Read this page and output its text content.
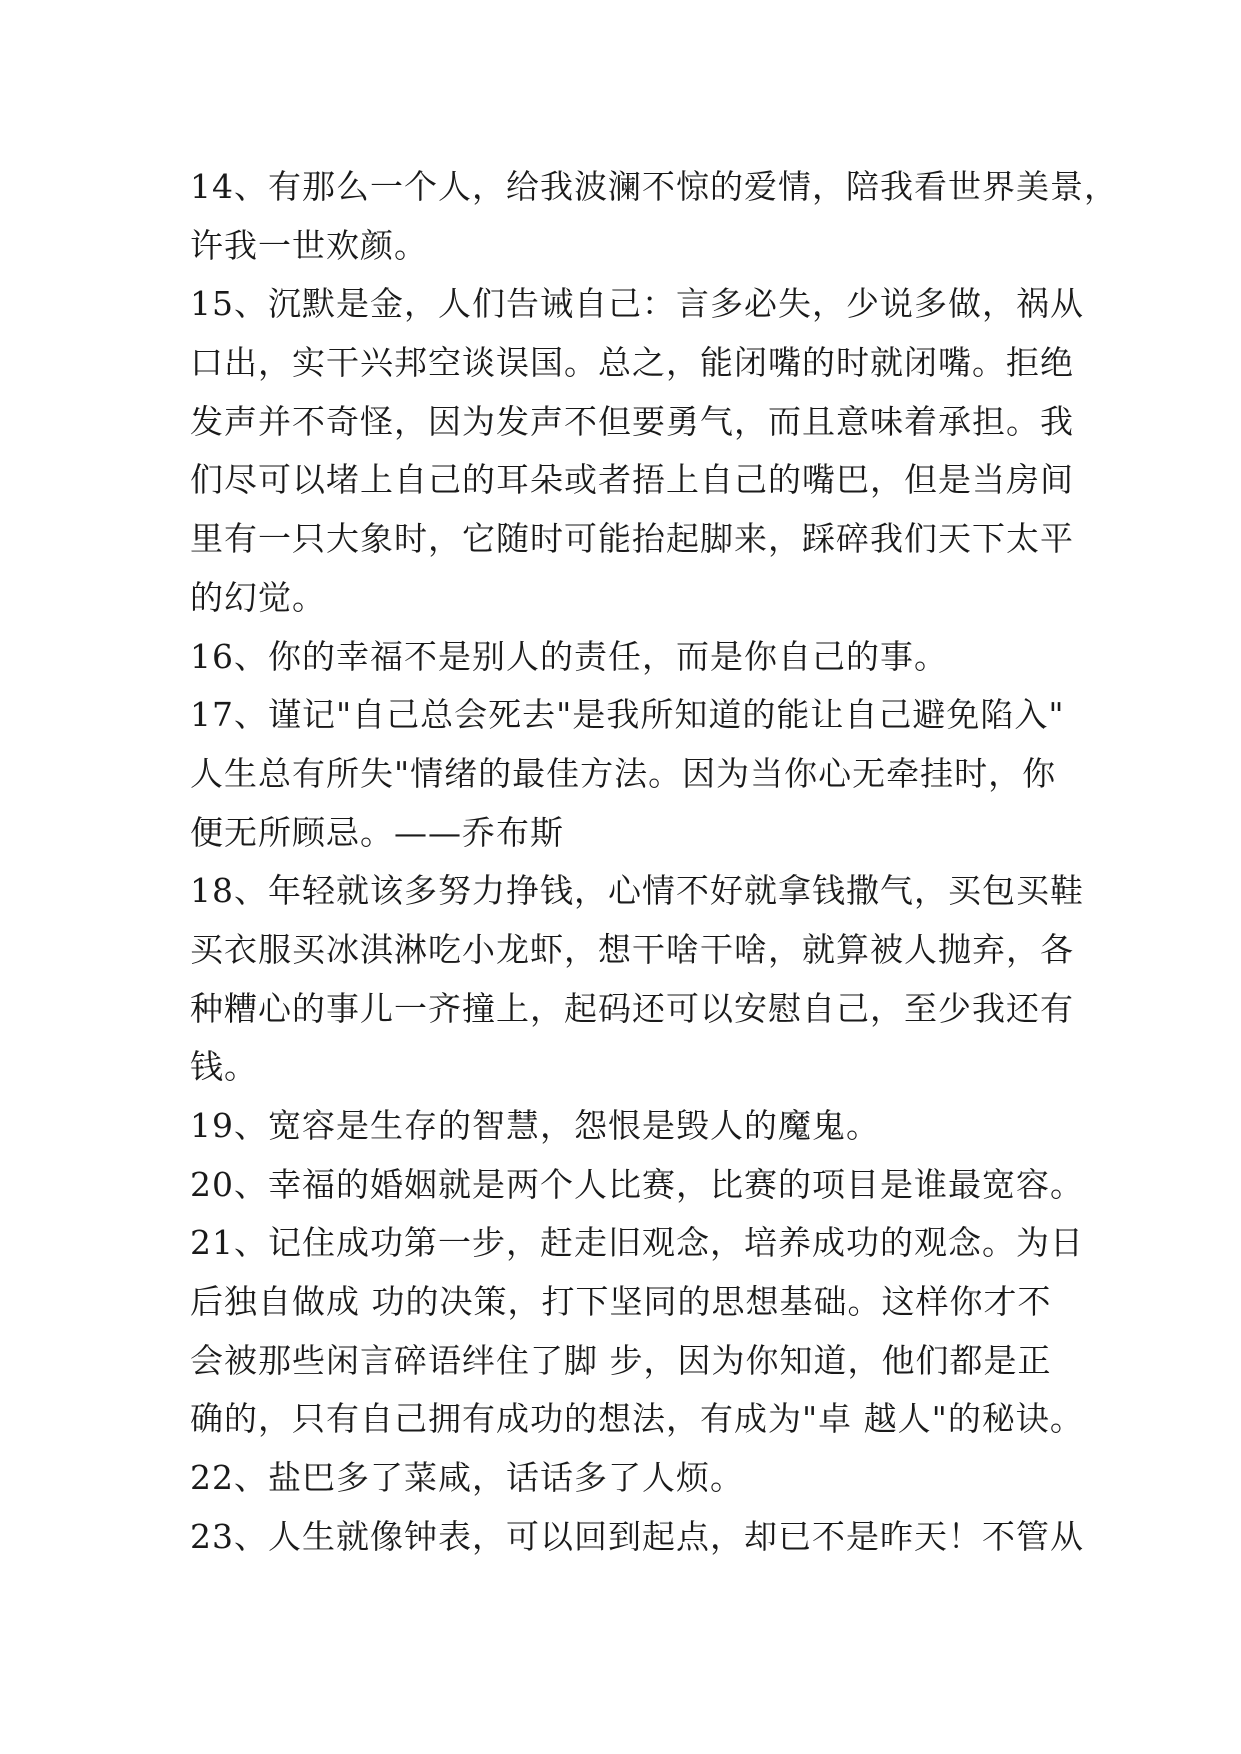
14、有那么一个人，给我波澜不惊的爱情，陪我看世界美景，
许我一世欢颜。
15、沉默是金，人们告诫自己：言多必失，少说多做，祸从
口出，实干兴邦空谈误国。总之，能闭嘴的时就闭嘴。拒绝
发声并不奇怪，因为发声不但要勇气，而且意味着承担。我
们尽可以堵上自己的耳朵或者捂上自己的嘴巴，但是当房间
里有一只大象时，它随时可能抬起脚来，踩碎我们天下太平
的幻觉。
16、你的幸福不是别人的责任，而是你自己的事。
17、谨记"自己总会死去"是我所知道的能让自己避免陷入"
人生总有所失"情绪的最佳方法。因为当你心无牵挂时，你
便无所顾忌。——乔布斯
18、年轻就该多努力挣钱，心情不好就拿钱撒气，买包买鞋
买衣服买冰淇淋吃小龙虾，想干啥干啥，就算被人抛弃，各
种糟心的事儿一齐撞上，起码还可以安慰自己，至少我还有
钱。
19、宽容是生存的智慧，怨恨是毁人的魔鬼。
20、幸福的婚姻就是两个人比赛，比赛的项目是谁最宽容。
21、记住成功第一步，赶走旧观念，培养成功的观念。为日
后独自做成 功的决策，打下坚同的思想基础。这样你才不
会被那些闲言碎语绊住了脚 步，因为你知道，他们都是正
确的，只有自己拥有成功的想法，有成为"卓 越人"的秘诀。
22、盐巴多了菜咸，话话多了人烦。
23、人生就像钟表，可以回到起点，却已不是昨天！不管从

Written exercise
Give the material again exactly as it is, but keep the pictures out.

Full output
Read this page and output its text content.
14、有那么一个人，给我波澜不惊的爱情，陪我看世界美景，
许我一世欢颜。
15、沉默是金，人们告诫自己：言多必失，少说多做，祸从
口出，实干兴邦空谈误国。总之，能闭嘴的时就闭嘴。拒绝
发声并不奇怪，因为发声不但要勇气，而且意味着承担。我
们尽可以堵上自己的耳朵或者捂上自己的嘴巴，但是当房间
里有一只大象时，它随时可能抬起脚来，踩碎我们天下太平
的幻觉。
16、你的幸福不是别人的责任，而是你自己的事。
17、谨记"自己总会死去"是我所知道的能让自己避免陷入"
人生总有所失"情绪的最佳方法。因为当你心无牵挂时，你
便无所顾忌。——乔布斯
18、年轻就该多努力挣钱，心情不好就拿钱撒气，买包买鞋
买衣服买冰淇淋吃小龙虾，想干啥干啥，就算被人抛弃，各
种糟心的事儿一齐撞上，起码还可以安慰自己，至少我还有
钱。
19、宽容是生存的智慧，怨恨是毁人的魔鬼。
20、幸福的婚姻就是两个人比赛，比赛的项目是谁最宽容。
21、记住成功第一步，赶走旧观念，培养成功的观念。为日
后独自做成 功的决策，打下坚同的思想基础。这样你才不
会被那些闲言碎语绊住了脚 步，因为你知道，他们都是正
确的，只有自己拥有成功的想法，有成为"卓 越人"的秘诀。
22、盐巴多了菜咸，话话多了人烦。
23、人生就像钟表，可以回到起点，却已不是昨天！不管从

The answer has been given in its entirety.